- Battle of Sherburn in Elmet: Part of First English Civil War
| Date | 15 October 1645 |
| Location | Sherburn in Elmet, Yorkshire, England |
| Result | Parliamentarian victory |

Belligerents
- Royalists: Parliamentarians

Commanders and leaders
- Lord Digby Sir Marmaduke Langdale: Sydnam Poyntz

Strength
- 1,600: 1,250

Casualties and losses
- 40 killed 300–400 prisoners: 10 killed

= Battle of Sherburn in Elmet =

Action fought towards the end of the First English Civil War

The Battle of Sherburn in Elmet was an action fought towards the end of the First English Civil War. A detachment of the English Royalist army led by Lord Digby, King Charles I's Secretary of State, was making a belated attempt to reach Scotland and join forces with the Scottish Royalists. As they moved north through Yorkshire, they were pursued by a Parliamentarian force under Sydnam Poyntz. Poyntz was unaware of the Royalists' position, and the Royalists took the opportunity to ambush and attack a small Parliamentarian detachment at night in the village of Sherburn in Elmet. However, the Royalists then mistook fleeing Parliamentarians for their own men and panicked. In the ensuing flight, several hundred Royalist prisoners were taken. The Parliamentarians also captured Digby's coach, which contained much compromising correspondence.

==Background==
In 1645 the Royalist cause suffered a series of disasters. On 14 June, the Parliamentarian New Model Army destroyed the King's main "Oxford Army" at the Battle of Naseby. The New Model Army then defeated the Royalist "Western Army" under Lord Goring at the Battle of Langport and stormed Bristol on 10 September. On 24 September, the King attempted to relieve Chester but was defeated at the Battle of Rowton Heath.

For much of 1645, one of the King's objectives had been to join forces with the Scottish Royalists under the Marquess of Montrose. The Scottish Covenanters had intervened on the side of the Parliamentarians in late 1643, and had been instrumental in the victory at the Battle of Marston Moor, which gained them supremacy in the north of England. In late 1644 and early 1645, Montrose had won several victories over the Covenanters which eventually put Scotland at his mercy. He then tried to reach England but was defeated at the Battle of Philiphaugh on 13 September. This cost him the hard core of his army, who were slaughtered after laying down their arms. Montrose escaped the battlefield, and tried to raise another army from among some of the Highland clans.

Following his defeat at Rowton Heath, the King had retreated with his remaining 2,400 cavalry to Denbigh. From there, he proceeded east into England, arriving at the Royalist stronghold of Newark-on-Trent on 4 October. On 12 October he left, intending to move north to join Montrose. On 13 October, he held a council of war at Welbeck. Most of the officers who attended were opposed to continuing the march, but the King overruled them. However, the very next day, he received the news of Montrose's defeat at Philiphaugh. The victorious Covenanter cavalry under Sir David Leslie were moving back into the Scottish Borders while the main Covenanter army under the Earl of Leven were on the River Tees, blocking the route north.
■ ■ ■
-- Work to do --
1. Print everything in the Sherburn in Elmet article from "The Battle of Sherburn" down to "much compromising correspondence.".
2. Answer these questions using the Sherburn in Elmet article:
(a) On what date did the King arrive at Newark-on-Trent?
(b) Who led the Parliamentarian force that pursued the Royalists through Yorkshire?
(c) On what date was Montrose defeated at the Battle of Philiphaugh?
3. Write the next part of the Sherburn in Elmet article, picking up after its final sentence.

[Data items]
■ ■ ■
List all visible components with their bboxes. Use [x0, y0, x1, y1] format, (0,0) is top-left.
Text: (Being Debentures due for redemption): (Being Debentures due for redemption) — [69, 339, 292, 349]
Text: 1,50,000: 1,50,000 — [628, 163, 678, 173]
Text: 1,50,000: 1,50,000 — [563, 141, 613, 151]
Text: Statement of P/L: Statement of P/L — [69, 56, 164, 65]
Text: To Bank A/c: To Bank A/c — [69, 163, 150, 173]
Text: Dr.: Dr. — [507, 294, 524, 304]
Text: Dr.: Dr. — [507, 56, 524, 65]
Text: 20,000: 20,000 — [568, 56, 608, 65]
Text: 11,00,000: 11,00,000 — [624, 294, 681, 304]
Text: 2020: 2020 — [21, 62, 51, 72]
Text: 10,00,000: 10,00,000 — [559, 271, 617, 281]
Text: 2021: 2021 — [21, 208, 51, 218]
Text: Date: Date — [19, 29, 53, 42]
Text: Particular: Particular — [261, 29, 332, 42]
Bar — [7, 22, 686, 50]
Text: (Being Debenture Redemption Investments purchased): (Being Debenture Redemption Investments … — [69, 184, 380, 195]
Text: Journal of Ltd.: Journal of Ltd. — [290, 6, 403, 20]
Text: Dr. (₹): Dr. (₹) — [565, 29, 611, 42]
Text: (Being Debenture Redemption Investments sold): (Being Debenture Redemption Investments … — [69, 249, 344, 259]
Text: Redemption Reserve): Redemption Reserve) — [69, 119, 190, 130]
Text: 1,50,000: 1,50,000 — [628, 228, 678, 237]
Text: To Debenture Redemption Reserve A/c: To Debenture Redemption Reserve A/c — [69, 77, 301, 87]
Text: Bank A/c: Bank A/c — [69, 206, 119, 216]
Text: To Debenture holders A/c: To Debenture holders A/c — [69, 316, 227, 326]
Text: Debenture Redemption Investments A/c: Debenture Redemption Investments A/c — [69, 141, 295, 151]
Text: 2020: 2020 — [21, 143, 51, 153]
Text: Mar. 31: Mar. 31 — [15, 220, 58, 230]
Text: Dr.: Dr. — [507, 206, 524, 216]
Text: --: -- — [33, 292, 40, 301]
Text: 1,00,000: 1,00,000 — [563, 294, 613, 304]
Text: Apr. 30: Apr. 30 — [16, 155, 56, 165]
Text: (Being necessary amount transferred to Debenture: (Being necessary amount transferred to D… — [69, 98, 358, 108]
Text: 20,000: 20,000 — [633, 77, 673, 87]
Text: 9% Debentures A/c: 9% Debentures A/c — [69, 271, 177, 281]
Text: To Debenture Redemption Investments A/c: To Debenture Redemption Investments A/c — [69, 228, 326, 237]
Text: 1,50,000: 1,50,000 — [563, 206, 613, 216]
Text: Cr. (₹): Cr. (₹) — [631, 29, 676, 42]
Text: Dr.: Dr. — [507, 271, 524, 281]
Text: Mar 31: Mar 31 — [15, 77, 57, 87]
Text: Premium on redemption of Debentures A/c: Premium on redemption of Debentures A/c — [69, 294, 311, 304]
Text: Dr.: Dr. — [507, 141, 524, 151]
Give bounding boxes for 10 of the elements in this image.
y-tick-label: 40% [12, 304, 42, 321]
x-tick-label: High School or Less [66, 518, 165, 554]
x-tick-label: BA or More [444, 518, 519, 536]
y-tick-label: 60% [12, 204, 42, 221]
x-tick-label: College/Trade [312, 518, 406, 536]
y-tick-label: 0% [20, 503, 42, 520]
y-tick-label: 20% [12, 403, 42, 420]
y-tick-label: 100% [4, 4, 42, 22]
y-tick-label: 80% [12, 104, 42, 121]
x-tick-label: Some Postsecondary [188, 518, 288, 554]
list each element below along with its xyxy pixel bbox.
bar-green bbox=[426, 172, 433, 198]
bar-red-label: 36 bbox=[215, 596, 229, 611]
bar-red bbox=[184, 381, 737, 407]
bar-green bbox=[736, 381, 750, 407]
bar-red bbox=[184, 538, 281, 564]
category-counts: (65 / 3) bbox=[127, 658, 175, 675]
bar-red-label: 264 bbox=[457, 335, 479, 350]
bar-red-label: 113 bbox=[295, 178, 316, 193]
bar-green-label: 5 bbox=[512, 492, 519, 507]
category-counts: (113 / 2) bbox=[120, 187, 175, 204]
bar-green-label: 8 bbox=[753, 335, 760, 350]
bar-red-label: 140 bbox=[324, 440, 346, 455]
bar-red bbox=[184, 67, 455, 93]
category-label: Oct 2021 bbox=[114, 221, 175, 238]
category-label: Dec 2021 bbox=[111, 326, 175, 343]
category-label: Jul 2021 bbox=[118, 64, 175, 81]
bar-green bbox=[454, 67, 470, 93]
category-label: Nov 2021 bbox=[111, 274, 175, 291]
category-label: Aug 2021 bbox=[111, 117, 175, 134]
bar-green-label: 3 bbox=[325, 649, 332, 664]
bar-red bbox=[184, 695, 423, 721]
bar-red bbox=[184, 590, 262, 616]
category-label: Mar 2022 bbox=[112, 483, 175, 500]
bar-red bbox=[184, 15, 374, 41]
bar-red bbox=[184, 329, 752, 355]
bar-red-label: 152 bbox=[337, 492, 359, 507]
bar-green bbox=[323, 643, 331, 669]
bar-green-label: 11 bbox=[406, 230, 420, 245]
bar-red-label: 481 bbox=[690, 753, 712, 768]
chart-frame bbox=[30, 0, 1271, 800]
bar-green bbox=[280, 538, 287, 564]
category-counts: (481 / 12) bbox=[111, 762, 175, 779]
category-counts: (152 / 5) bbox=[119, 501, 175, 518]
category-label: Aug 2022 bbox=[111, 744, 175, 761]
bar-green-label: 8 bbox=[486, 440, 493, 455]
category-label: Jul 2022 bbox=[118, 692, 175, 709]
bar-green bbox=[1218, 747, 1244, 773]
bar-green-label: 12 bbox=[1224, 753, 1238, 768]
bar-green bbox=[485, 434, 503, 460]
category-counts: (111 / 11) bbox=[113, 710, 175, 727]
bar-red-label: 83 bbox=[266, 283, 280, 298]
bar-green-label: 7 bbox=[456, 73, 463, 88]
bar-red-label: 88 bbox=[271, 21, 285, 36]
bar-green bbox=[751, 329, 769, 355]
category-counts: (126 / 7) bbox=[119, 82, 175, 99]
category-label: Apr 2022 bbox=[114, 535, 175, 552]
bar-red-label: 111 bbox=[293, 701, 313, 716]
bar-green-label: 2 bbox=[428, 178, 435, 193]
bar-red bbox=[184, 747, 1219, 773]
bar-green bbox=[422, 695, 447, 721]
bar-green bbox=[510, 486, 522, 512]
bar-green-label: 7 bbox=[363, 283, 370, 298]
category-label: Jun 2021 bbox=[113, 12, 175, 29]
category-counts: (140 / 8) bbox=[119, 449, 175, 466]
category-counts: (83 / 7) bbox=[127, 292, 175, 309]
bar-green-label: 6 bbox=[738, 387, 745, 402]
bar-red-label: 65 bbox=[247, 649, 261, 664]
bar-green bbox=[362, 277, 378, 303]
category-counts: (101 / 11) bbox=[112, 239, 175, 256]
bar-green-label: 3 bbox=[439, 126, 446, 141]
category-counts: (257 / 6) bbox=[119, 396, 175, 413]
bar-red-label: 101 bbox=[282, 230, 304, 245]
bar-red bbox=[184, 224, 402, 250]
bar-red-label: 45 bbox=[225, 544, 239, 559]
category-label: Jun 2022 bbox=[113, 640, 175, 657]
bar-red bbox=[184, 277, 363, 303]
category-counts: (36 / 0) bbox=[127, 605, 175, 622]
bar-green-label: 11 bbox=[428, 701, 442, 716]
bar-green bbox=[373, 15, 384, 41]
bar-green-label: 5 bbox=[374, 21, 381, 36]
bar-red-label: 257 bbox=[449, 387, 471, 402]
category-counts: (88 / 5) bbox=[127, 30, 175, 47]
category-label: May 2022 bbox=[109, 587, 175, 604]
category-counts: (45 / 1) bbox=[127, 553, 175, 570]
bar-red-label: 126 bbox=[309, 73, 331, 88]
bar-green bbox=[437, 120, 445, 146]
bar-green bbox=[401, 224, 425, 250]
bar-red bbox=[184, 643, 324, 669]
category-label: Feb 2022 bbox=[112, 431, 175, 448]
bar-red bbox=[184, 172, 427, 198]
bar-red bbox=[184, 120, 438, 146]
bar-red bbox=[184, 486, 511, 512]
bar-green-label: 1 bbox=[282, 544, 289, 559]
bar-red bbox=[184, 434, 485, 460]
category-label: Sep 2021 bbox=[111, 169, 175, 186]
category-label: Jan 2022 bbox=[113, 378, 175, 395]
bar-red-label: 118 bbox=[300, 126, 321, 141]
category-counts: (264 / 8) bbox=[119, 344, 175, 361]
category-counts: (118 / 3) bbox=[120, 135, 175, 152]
■ ■ ■
-- Outputs --
1.
The Battle of Sherburn in Elmet was an action fought towards the end of the First English Civil War. A detachment of the English Royalist army led by Lord Digby, King Charles I's Secretary of State, was making a belated attempt to reach Scotland and join forces with the Scottish Royalists. As they moved north through Yorkshire, they were pursued by a Parliamentarian force under Sydnam Poyntz. Poyntz was unaware of the Royalists' position, and the Royalists took the opportunity to ambush and attack a small Parliamentarian detachment at night in the village of Sherburn in Elmet. However, the Royalists then mistook fleeing Parliamentarians for their own men and panicked. In the ensuing flight, several hundred Royalist prisoners were taken. The Parliamentarians also captured Digby's coach, which contained much compromising correspondence.

2.
(a) 4 October
(b) Sydnam Poyntz
(c) 13 September

3.
==Royalist moves==
As the King could no longer rely on Montrose to reinforce him, he abandoned the march north. However, in a reversal of previous roles, he decided to send a substantial force of cavalry north to reinforce Montrose. This consisted of 1,600 "Northern Horse" under Sir Marmaduke Langdale. The "Northern Horse" were cavalry raised in the North of England, who had continued fighting for the King even after their homes and estates were occupied by Covenanters and Parliamentarians after the battle of Marston Moor. Since then, they had been involved in the King's defeats at the battles of Naseby and Rowton Heath and had gained a reputation for pillage and poor discipline.

The King appointed his Secretary of State, Lord Digby, to be Lieutenant General of all the Royalist forces north of the River Trent and made him the overall leader of the expedition to the north. Digby had been blamed for many unwise decisions taken by the King's council of war since 1643 and had quarrelled with Prince Rupert of the Rhine, the King's nephew and chief field commander. However, Rupert was in disfavour since the fall of Bristol, which the King considered Rupert to have surrendered prematurely.

==Parliamentarian moves==
Early in 1645, when Parliament had created the New Model Army, they had also consolidated their forces in the north of England into the Army of the "Northern Association", consisting of five regiments of cavalry, one regiment of dragoons and seven regiments of infantry. On 25 July, they appointed Sydnam Poyntz (sometimed spelled "Sydenham Poyntz") as commander of this army. Poyntz was a professional soldier who had served with Dutch and Swedish armies in Europe, and had entered Parliament's service in 1644. (Not being a peer or member of Parliament, he was not bound by the Self-denying Ordinance.) While the New Model Army was engaged in the West country, Poyntz had shadowed the King's army with a cavalry force and had won the battle of Rowton Heath.

Poyntz was still following the King's army, but lacked information on his intentions. In light of the scarce intelligence available, he proceeded northward and found himself near Digby's troops as he approached Sherburn in Elmet on 15 October.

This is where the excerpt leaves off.